En 1881, La desheredada es ocasión para nuestro crítico de declarar con entusiasmo que un gran paso se ha dado hacia la verdad de la representación de la realidad social y humana. A partir de entonces podría abrirse un capítulo de estudio titulado «Psicología y literatura». Isidora Rufete, José María de Lo prohibido, Ana Ozores, Fermín de Paz, Fortunata, Jacinta, el abate Julián (Los pazos de Ulloa), Pedro Polo, la de Bringas, etc., son personajes de gran densidad interior, de quienes se puede decir, en términos de González Serrano que en ellos «no existe estado o determinación psíquica a que no corresponda cambio o alteración de lo fisiológico y viceversa» (González Serrano, 1880: 13). Es esta la idea más fácilmente aceptada por el naturalismo español y es la base científica de la construcción del personaje y de la «experimentación» novelesca. Isidora Rufete, por ejemplo, es un verdadero caso de esquizofrénico desdoblamiento de la personalidad, debido en gran parte a un patológico desarreglo de la imaginación favorecido por el medio. Isidora, escribe el narrador de La desheredada, se ha construido «una segunda vida encajada en la vida fisiológica y que se desarrolla potente, construida por la imaginación» (Pérez Galdós, 1881; 1992: 58).

### INSTRUCCIÓN ESCRITA
Retoma el fragmento sobre la psicología del personaje en la novela naturalista española y continúalo desde su última oración.

### DATOS PROPORCIONADOS
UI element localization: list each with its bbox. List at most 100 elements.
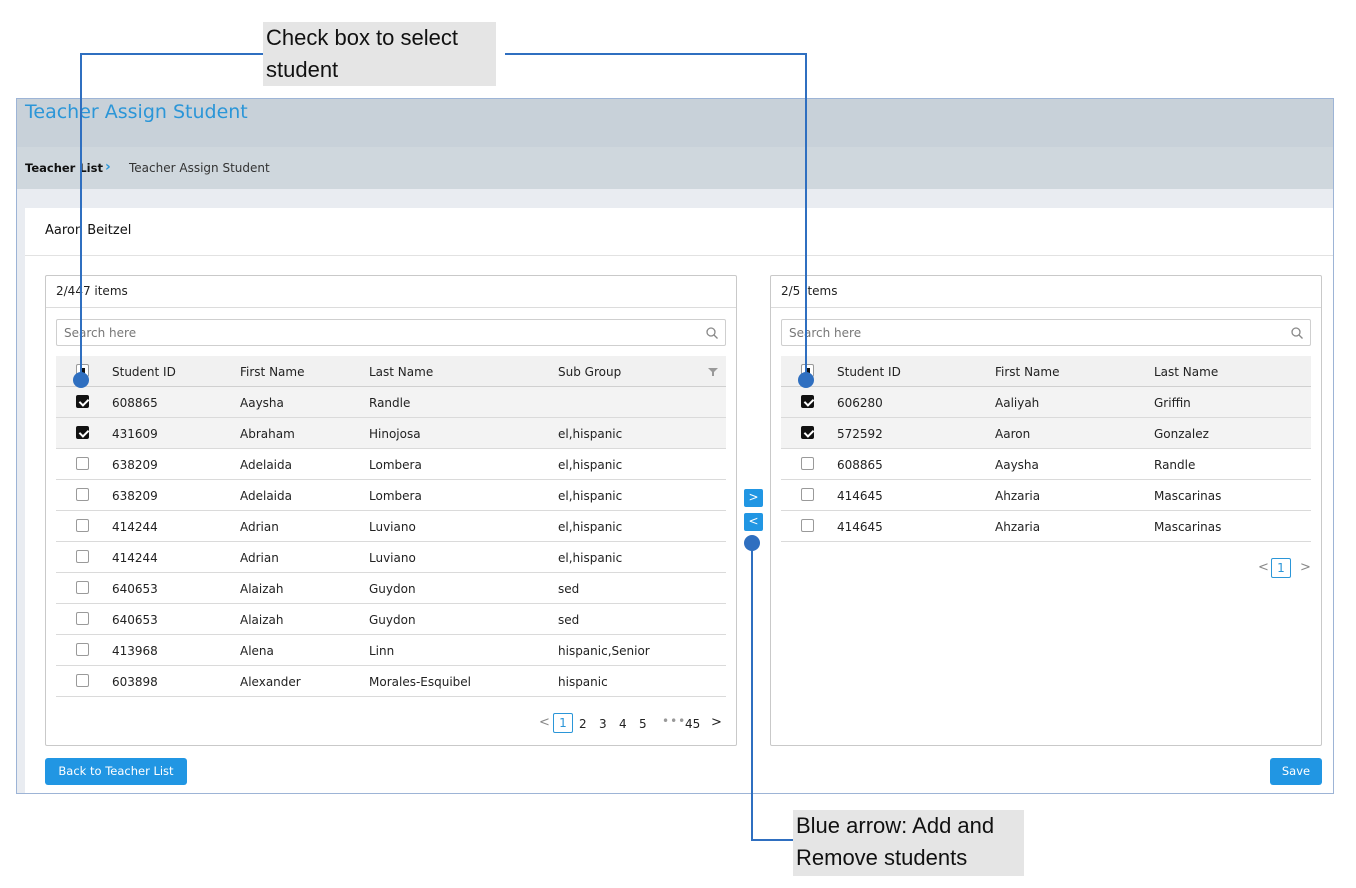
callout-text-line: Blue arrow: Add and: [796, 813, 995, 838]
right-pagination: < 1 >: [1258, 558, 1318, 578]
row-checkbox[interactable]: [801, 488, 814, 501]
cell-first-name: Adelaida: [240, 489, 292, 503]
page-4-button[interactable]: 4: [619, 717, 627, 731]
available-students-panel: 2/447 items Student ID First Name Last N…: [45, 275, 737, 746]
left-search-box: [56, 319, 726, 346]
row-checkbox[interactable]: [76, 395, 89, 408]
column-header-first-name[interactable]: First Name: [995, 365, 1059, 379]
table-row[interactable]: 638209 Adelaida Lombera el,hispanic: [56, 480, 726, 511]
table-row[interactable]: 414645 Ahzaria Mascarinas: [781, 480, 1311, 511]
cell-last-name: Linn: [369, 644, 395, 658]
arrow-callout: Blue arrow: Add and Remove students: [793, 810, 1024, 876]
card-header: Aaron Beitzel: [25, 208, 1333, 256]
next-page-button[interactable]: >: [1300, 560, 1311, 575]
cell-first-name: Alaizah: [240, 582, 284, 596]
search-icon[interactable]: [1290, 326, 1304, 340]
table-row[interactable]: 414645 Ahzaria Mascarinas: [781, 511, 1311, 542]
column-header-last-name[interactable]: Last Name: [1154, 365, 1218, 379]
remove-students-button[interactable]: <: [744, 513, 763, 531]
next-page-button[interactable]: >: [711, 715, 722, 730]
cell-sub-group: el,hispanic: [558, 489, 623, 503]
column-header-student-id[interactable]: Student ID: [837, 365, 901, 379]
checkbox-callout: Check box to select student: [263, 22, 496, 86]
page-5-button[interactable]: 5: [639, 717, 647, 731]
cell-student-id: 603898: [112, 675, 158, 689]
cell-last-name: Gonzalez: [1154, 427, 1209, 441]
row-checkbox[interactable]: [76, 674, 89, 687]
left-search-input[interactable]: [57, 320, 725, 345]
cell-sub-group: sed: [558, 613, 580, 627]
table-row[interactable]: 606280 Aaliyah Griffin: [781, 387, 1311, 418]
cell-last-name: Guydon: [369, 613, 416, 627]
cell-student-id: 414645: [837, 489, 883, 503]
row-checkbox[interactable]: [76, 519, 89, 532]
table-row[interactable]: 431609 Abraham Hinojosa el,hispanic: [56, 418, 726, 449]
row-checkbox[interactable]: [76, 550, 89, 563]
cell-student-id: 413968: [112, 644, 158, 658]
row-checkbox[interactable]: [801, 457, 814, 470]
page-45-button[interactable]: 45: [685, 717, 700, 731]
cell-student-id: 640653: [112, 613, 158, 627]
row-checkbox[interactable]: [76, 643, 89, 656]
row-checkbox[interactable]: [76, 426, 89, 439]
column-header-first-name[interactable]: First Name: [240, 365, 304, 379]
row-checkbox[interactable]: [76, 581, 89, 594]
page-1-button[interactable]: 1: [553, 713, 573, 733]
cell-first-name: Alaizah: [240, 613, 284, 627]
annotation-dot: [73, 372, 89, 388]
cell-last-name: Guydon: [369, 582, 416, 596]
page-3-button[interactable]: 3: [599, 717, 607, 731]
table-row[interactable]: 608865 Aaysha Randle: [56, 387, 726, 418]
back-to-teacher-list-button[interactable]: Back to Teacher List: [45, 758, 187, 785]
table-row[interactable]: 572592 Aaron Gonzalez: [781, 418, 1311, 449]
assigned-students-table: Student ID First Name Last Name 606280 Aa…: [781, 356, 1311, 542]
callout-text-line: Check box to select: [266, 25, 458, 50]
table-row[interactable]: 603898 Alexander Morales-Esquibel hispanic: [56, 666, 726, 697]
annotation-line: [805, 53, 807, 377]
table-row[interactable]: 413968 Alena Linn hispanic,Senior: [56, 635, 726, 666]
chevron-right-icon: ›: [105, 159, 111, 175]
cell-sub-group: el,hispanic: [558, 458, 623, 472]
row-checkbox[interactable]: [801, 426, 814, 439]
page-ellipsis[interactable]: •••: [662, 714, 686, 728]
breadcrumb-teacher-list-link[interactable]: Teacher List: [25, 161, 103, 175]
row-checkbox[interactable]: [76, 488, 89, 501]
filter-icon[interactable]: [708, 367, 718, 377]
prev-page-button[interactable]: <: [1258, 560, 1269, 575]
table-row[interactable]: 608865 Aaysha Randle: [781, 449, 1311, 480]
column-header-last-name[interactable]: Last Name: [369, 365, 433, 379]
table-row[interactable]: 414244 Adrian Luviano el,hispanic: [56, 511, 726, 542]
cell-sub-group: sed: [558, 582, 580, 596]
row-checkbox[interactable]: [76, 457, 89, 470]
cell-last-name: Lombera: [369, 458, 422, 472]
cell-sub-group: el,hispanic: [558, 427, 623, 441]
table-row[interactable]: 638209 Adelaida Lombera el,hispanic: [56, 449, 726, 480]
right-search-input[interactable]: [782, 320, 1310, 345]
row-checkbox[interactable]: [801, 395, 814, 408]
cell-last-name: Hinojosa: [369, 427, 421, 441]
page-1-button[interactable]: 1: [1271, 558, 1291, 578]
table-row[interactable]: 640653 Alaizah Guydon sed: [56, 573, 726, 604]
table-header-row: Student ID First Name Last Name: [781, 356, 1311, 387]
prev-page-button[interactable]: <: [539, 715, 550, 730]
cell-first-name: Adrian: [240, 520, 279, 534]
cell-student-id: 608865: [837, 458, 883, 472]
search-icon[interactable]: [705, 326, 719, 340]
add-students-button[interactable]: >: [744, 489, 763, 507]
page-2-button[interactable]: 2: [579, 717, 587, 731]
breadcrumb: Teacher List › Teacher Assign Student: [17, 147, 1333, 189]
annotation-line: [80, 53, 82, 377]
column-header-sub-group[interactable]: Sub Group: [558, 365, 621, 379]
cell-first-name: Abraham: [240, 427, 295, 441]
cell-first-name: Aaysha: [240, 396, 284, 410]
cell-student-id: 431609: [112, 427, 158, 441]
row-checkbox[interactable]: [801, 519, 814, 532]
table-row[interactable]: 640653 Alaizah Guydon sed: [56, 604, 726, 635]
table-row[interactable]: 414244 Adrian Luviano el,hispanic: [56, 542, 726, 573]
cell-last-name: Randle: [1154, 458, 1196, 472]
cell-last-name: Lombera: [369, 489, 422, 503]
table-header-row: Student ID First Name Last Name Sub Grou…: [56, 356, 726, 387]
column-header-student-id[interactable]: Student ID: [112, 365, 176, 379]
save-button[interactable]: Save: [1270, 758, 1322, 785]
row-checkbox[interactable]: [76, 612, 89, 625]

### RESULTADO
Cuando sale a luz Lo prohibido, en 1884-1885, el crítico Clarín declara que «por primera vez, se presenta [...] el dato fisiológico bien estudiado, en la literatura española [...]. Nadie había en España tomado en serio esta relación del cuerpo y del espíritu [...]. El análisis psicológico penetra más y más cada vez». No es exacto que sea la primera vez, y debe de saberlo el autor de La Regenta, que antes de escribir su novela estudió a Wundt y meditó en los trabajos de González Serrano. Dice Clarín de Lo prohibido:

«Mérito grande de esta obra es el estudio serio, pero no aparatoso ni pedantesco, de las relaciones constantes e íntimas entre el elemento psíquico y el fisiológico. [...] En Lo prohibido [...] no se desdeñan los datos de la teratología y de la psiquiatría que tanto ayudan al arte».


(Alas, 1885b; O. C., 2004, VII: 524)                


Lo nuevo es que si la teratología y la psiquiatría ayudan al arte nuevo de hacer novelas, también la literatura puede ayudar a la ciencia. Sería posible en efecto, invirtiendo los términos, abrir otro capítulo titulado «Literatura y ciencia del alma». Sobre este punto merece que le demos la palabra a nuestro pensador:

«¿En qué libro de ciencia va usted a buscar esta especial enseñanza que sólo puede dar el arte? [...] Trátase, por ejemplo, de la psicología y de la fisiología [...] ¿A quién recurre? ¿A Taine, por ejemplo? ¿Quién mejor que este sabio para explicarnos las relaciones del medio natural y del hombre? Pues Taine, al llegar a ciertas complejas materias nos remitirá ¿a quién se dirá? a los grandes novelistas».


(Alas, 1885a; O. C., 2004, VII: 517)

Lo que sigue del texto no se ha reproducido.